Source data
------------------------------------

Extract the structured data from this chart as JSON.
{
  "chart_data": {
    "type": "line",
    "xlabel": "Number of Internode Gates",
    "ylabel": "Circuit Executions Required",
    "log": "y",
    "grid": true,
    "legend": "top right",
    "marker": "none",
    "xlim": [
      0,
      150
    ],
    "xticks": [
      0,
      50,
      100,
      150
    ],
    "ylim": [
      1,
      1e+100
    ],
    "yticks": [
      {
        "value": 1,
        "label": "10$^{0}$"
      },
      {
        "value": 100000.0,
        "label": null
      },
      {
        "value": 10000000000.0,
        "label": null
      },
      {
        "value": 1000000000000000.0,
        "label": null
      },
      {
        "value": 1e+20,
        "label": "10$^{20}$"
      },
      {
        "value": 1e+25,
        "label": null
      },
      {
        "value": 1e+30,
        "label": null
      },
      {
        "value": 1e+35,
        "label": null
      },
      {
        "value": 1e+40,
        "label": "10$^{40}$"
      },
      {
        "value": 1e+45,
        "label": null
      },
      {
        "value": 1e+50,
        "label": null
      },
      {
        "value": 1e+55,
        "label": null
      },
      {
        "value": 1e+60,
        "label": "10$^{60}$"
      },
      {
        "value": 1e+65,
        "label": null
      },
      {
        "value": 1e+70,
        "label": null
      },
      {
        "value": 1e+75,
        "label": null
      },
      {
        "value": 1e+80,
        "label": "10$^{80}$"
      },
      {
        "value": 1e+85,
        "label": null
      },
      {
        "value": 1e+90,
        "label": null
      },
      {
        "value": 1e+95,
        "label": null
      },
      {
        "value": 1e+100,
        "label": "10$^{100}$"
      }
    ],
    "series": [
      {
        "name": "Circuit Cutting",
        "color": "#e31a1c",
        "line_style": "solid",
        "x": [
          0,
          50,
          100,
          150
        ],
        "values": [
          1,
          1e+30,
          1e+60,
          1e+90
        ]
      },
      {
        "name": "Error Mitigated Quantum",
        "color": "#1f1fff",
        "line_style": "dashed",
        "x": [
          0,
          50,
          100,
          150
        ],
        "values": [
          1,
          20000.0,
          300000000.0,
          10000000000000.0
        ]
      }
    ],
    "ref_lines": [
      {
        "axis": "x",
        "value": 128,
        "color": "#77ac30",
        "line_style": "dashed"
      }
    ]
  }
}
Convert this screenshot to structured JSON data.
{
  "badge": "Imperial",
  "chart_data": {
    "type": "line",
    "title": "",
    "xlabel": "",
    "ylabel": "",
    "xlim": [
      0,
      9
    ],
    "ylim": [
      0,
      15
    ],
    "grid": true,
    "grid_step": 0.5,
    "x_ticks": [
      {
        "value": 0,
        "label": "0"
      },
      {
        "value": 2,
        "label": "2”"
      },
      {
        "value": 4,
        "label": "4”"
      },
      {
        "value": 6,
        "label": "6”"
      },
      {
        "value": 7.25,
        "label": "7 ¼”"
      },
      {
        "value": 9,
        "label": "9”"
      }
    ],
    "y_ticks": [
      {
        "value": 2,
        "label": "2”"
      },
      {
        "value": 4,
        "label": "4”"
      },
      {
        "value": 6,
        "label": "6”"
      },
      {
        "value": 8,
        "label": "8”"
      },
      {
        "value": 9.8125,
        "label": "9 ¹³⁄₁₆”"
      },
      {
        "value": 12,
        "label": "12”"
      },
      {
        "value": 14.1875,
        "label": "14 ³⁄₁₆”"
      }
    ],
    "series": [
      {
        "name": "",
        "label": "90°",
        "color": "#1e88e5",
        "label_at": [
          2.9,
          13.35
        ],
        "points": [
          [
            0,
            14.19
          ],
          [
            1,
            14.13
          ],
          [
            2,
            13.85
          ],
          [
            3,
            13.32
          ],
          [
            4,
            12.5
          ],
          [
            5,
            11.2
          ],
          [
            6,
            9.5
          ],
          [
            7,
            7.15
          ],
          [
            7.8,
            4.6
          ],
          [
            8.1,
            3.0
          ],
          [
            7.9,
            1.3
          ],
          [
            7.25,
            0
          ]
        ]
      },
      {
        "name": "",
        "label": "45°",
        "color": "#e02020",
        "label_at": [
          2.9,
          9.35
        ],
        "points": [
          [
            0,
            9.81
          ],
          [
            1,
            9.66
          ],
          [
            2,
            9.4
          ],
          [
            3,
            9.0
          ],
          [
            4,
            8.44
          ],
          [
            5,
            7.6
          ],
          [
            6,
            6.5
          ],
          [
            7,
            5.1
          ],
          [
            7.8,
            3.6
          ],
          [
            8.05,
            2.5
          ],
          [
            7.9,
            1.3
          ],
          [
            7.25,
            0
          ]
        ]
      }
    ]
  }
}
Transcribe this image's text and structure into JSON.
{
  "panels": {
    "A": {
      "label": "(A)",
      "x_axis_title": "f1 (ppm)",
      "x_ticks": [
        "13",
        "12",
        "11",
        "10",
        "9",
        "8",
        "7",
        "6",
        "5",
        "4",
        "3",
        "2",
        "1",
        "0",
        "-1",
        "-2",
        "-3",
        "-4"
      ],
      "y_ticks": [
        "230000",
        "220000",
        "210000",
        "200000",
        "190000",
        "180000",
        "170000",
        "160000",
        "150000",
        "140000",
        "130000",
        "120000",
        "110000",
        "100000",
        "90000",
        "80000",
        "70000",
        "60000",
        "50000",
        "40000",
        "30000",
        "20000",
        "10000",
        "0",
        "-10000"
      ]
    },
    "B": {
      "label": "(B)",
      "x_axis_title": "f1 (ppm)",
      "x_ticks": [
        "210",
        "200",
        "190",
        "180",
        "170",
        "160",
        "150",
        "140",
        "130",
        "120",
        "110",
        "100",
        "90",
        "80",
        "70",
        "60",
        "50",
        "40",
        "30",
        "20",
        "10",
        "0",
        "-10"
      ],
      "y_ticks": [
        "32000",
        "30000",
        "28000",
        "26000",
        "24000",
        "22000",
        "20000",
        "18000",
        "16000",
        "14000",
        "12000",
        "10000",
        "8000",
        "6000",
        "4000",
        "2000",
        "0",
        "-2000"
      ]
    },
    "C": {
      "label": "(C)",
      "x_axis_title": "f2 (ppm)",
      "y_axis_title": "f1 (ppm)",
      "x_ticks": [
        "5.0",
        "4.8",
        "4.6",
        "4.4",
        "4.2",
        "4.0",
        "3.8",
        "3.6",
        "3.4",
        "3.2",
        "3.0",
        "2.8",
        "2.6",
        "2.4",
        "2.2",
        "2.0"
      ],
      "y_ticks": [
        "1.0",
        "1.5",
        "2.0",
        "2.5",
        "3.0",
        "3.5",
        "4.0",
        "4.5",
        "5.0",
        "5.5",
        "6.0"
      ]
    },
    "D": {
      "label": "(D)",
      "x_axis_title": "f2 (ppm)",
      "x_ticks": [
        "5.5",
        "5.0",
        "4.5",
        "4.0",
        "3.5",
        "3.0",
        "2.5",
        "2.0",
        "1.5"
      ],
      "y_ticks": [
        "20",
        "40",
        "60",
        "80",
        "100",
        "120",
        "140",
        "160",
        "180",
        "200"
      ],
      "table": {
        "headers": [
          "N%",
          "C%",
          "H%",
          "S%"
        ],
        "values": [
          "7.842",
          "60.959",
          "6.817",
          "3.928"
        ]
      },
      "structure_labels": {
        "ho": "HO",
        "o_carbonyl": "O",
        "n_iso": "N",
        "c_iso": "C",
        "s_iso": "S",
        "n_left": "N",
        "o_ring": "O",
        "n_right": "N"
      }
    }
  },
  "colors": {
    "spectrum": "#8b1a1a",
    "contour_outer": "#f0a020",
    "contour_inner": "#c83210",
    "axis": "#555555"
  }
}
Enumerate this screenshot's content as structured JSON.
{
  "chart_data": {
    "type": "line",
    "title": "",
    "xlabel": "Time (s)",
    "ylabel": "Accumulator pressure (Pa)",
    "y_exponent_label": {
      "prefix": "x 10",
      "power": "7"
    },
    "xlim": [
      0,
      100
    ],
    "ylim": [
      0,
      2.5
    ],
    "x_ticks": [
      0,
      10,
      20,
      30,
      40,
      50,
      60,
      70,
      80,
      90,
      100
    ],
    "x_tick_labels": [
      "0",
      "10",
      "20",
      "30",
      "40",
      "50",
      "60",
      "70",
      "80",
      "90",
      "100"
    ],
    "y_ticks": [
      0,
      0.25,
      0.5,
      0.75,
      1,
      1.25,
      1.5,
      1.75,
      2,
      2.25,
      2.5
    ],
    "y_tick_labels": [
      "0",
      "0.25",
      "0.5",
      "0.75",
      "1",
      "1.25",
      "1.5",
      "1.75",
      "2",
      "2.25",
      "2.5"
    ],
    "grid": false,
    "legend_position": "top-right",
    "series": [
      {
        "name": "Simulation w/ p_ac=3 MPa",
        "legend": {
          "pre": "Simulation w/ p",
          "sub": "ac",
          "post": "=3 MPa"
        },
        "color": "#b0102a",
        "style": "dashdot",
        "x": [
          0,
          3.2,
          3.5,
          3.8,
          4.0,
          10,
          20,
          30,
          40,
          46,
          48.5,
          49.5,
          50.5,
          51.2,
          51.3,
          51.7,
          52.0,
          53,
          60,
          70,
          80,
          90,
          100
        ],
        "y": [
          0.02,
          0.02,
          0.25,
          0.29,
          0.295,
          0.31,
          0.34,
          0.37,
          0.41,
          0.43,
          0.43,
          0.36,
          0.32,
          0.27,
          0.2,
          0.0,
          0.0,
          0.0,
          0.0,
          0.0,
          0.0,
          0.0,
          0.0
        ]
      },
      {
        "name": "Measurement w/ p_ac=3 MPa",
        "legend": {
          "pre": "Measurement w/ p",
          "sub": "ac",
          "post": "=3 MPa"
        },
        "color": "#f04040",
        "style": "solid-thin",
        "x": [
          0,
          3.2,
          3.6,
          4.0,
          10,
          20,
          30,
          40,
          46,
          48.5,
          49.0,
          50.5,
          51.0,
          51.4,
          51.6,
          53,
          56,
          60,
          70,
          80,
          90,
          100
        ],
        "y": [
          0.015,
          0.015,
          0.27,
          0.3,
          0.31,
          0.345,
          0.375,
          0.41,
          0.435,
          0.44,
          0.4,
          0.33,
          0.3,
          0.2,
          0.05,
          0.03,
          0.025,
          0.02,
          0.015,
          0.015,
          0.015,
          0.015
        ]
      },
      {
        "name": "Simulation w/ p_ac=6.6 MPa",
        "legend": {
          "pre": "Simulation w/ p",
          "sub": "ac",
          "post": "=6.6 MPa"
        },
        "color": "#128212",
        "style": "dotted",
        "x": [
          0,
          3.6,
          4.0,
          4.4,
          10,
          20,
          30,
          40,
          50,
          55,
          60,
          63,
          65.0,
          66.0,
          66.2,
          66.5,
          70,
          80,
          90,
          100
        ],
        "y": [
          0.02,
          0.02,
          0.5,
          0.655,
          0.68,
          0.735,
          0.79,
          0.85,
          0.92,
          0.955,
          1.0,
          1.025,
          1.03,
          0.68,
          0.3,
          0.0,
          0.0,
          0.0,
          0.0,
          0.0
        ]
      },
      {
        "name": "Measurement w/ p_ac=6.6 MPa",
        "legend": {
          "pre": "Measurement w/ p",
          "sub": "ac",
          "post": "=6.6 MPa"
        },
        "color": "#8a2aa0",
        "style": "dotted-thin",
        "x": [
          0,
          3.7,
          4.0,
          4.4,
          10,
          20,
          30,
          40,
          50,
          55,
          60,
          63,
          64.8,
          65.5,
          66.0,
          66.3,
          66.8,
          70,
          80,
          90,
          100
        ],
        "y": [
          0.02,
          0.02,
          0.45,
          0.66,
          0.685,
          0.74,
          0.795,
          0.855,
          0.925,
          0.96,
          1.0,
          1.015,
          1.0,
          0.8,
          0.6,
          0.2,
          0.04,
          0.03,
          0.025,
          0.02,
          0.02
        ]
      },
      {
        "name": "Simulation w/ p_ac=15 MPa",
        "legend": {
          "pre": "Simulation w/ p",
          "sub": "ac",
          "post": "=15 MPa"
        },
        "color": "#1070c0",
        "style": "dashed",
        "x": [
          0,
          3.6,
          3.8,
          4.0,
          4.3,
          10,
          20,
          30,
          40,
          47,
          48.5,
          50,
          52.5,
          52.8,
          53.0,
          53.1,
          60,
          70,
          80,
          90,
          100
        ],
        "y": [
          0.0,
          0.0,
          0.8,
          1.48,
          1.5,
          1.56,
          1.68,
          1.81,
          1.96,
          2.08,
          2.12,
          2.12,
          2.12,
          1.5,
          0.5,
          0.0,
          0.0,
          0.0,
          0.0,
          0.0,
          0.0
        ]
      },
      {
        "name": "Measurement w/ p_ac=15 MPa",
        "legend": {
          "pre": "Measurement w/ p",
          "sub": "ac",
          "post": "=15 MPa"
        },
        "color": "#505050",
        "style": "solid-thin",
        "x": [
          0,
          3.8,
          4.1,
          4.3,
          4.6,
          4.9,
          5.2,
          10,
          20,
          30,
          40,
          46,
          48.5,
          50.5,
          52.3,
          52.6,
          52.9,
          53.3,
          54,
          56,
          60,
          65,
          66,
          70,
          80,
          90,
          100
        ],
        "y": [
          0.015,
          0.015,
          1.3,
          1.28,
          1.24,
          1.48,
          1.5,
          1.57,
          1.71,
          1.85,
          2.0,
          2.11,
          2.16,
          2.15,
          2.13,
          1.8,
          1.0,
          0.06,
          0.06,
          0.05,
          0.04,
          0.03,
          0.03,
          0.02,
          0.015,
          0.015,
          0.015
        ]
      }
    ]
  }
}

------------------------------------

- _Aim_: Report all lines of the data that include the word "ylabel".

- _The solution_:
    "ylabel": "Circuit Executions Required",
    "ylabel": "",
    "ylabel": "Accumulator pressure (Pa)",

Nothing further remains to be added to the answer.